WRITTEN TASK: Make an exact copy of all the entries, with the pictures left out.

DATA FOR THIS EXERCISE:
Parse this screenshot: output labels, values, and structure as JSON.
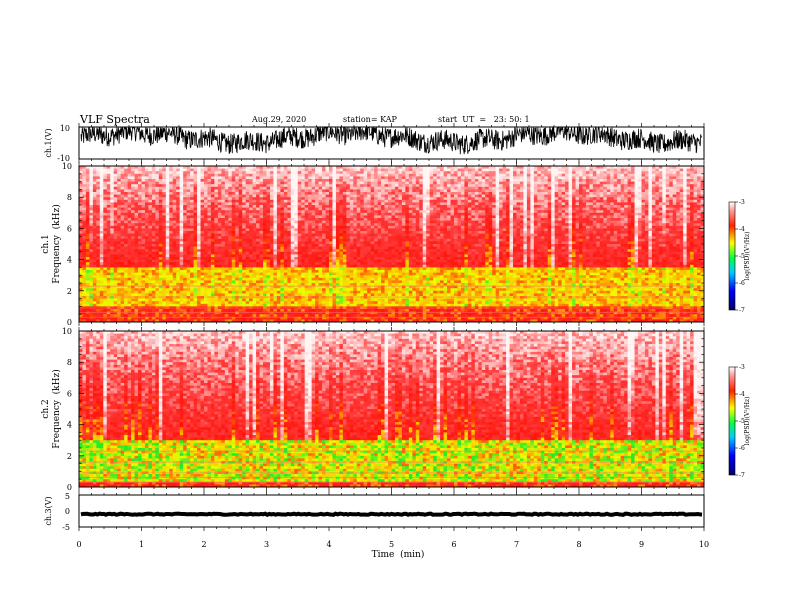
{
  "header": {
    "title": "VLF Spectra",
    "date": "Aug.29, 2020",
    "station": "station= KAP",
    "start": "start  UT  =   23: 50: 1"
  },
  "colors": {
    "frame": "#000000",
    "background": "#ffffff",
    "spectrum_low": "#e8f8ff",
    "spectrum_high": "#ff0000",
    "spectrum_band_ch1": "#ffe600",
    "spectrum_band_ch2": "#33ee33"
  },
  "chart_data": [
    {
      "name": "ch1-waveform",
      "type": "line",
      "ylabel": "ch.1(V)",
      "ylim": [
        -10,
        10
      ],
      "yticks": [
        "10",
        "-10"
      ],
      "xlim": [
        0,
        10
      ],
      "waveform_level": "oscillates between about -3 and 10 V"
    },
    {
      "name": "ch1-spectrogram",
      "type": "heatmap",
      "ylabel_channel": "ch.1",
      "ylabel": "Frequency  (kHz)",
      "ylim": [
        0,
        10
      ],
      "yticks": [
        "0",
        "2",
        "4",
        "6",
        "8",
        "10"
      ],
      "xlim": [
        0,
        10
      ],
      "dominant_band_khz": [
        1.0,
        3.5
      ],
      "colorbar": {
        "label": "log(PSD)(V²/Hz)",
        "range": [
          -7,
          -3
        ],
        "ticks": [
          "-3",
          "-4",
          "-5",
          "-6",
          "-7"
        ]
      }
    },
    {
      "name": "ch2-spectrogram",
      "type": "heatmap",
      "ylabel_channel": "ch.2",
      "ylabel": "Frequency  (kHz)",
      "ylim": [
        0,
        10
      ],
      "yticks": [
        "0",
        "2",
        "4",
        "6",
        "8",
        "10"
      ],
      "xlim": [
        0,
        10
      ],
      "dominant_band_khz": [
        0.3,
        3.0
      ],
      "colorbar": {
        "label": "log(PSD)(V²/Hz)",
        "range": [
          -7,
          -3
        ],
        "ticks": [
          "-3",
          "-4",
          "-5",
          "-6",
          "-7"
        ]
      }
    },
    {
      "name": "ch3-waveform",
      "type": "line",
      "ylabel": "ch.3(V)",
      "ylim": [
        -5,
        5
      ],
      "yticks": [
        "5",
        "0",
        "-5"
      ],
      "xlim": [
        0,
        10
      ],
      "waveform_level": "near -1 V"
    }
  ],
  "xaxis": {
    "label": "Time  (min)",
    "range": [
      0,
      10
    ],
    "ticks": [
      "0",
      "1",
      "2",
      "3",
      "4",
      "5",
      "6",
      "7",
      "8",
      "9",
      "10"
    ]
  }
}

ANSWER TO THIS TASK:
Parse this screenshot: output labels, values, and structure as JSON.
{
  "header": {
    "title": "VLF Spectra",
    "date": "Aug.29, 2020",
    "station": "station= KAP",
    "start": "start  UT  =   23: 50: 1"
  },
  "colors": {
    "frame": "#000000",
    "background": "#ffffff",
    "spectrum_low": "#e8f8ff",
    "spectrum_high": "#ff0000",
    "spectrum_band_ch1": "#ffe600",
    "spectrum_band_ch2": "#33ee33"
  },
  "chart_data": [
    {
      "name": "ch1-waveform",
      "type": "line",
      "ylabel": "ch.1(V)",
      "ylim": [
        -10,
        10
      ],
      "yticks": [
        "10",
        "-10"
      ],
      "xlim": [
        0,
        10
      ],
      "waveform_level": "oscillates between about -3 and 10 V"
    },
    {
      "name": "ch1-spectrogram",
      "type": "heatmap",
      "ylabel_channel": "ch.1",
      "ylabel": "Frequency  (kHz)",
      "ylim": [
        0,
        10
      ],
      "yticks": [
        "0",
        "2",
        "4",
        "6",
        "8",
        "10"
      ],
      "xlim": [
        0,
        10
      ],
      "dominant_band_khz": [
        1.0,
        3.5
      ],
      "colorbar": {
        "label": "log(PSD)(V²/Hz)",
        "range": [
          -7,
          -3
        ],
        "ticks": [
          "-3",
          "-4",
          "-5",
          "-6",
          "-7"
        ]
      }
    },
    {
      "name": "ch2-spectrogram",
      "type": "heatmap",
      "ylabel_channel": "ch.2",
      "ylabel": "Frequency  (kHz)",
      "ylim": [
        0,
        10
      ],
      "yticks": [
        "0",
        "2",
        "4",
        "6",
        "8",
        "10"
      ],
      "xlim": [
        0,
        10
      ],
      "dominant_band_khz": [
        0.3,
        3.0
      ],
      "colorbar": {
        "label": "log(PSD)(V²/Hz)",
        "range": [
          -7,
          -3
        ],
        "ticks": [
          "-3",
          "-4",
          "-5",
          "-6",
          "-7"
        ]
      }
    },
    {
      "name": "ch3-waveform",
      "type": "line",
      "ylabel": "ch.3(V)",
      "ylim": [
        -5,
        5
      ],
      "yticks": [
        "5",
        "0",
        "-5"
      ],
      "xlim": [
        0,
        10
      ],
      "waveform_level": "near -1 V"
    }
  ],
  "xaxis": {
    "label": "Time  (min)",
    "range": [
      0,
      10
    ],
    "ticks": [
      "0",
      "1",
      "2",
      "3",
      "4",
      "5",
      "6",
      "7",
      "8",
      "9",
      "10"
    ]
  }
}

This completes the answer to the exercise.